## start Dataset extract

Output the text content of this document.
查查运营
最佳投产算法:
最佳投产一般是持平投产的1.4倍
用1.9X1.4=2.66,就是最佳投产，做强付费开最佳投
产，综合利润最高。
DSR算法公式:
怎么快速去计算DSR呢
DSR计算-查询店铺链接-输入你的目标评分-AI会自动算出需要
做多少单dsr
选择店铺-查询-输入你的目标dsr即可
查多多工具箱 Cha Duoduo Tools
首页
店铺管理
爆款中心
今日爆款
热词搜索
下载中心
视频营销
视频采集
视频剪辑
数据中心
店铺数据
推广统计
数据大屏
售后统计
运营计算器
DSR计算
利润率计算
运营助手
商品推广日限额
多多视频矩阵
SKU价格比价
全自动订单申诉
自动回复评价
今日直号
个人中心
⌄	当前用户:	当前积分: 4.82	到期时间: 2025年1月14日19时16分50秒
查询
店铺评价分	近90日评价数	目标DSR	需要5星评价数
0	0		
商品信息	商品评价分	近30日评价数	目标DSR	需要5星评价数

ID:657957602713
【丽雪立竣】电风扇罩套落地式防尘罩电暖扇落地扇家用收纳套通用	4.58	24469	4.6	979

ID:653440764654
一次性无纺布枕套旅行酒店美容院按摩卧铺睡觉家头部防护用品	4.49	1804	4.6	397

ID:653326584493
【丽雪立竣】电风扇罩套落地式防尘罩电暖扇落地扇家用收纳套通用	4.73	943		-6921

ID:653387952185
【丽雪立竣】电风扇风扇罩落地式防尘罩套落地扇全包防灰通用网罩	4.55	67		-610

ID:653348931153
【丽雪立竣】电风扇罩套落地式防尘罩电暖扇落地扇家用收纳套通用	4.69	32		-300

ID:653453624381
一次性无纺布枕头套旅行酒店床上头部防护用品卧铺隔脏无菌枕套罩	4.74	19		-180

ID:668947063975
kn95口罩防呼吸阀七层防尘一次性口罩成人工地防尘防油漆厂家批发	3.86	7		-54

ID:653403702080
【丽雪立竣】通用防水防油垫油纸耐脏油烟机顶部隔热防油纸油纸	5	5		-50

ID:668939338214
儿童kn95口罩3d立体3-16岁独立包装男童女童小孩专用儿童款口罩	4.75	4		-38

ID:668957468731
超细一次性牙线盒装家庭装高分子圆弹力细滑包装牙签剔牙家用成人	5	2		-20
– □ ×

## end Dataset extract

> **Brief**: Write out all the records above again, exactly as they stand.

> **Finished task**:
Output the text content of this document.
查查运营
最佳投产算法:
最佳投产一般是持平投产的1.4倍
用1.9X1.4=2.66,就是最佳投产，做强付费开最佳投
产，综合利润最高。
DSR算法公式:
怎么快速去计算DSR呢
DSR计算-查询店铺链接-输入你的目标评分-AI会自动算出需要
做多少单dsr
选择店铺-查询-输入你的目标dsr即可
查多多工具箱 Cha Duoduo Tools
首页
店铺管理
爆款中心
今日爆款
热词搜索
下载中心
视频营销
视频采集
视频剪辑
数据中心
店铺数据
推广统计
数据大屏
售后统计
运营计算器
DSR计算
利润率计算
运营助手
商品推广日限额
多多视频矩阵
SKU价格比价
全自动订单申诉
自动回复评价
今日直号
个人中心
⌄	当前用户:	当前积分: 4.82	到期时间: 2025年1月14日19时16分50秒
查询
店铺评价分	近90日评价数	目标DSR	需要5星评价数
0	0		
商品信息	商品评价分	近30日评价数	目标DSR	需要5星评价数

ID:657957602713
【丽雪立竣】电风扇罩套落地式防尘罩电暖扇落地扇家用收纳套通用	4.58	24469	4.6	979

ID:653440764654
一次性无纺布枕套旅行酒店美容院按摩卧铺睡觉家头部防护用品	4.49	1804	4.6	397

ID:653326584493
【丽雪立竣】电风扇罩套落地式防尘罩电暖扇落地扇家用收纳套通用	4.73	943		-6921

ID:653387952185
【丽雪立竣】电风扇风扇罩落地式防尘罩套落地扇全包防灰通用网罩	4.55	67		-610

ID:653348931153
【丽雪立竣】电风扇罩套落地式防尘罩电暖扇落地扇家用收纳套通用	4.69	32		-300

ID:653453624381
一次性无纺布枕头套旅行酒店床上头部防护用品卧铺隔脏无菌枕套罩	4.74	19		-180

ID:668947063975
kn95口罩防呼吸阀七层防尘一次性口罩成人工地防尘防油漆厂家批发	3.86	7		-54

ID:653403702080
【丽雪立竣】通用防水防油垫油纸耐脏油烟机顶部隔热防油纸油纸	5	5		-50

ID:668939338214
儿童kn95口罩3d立体3-16岁独立包装男童女童小孩专用儿童款口罩	4.75	4		-38

ID:668957468731
超细一次性牙线盒装家庭装高分子圆弹力细滑包装牙签剔牙家用成人	5	2		-20
– □ ×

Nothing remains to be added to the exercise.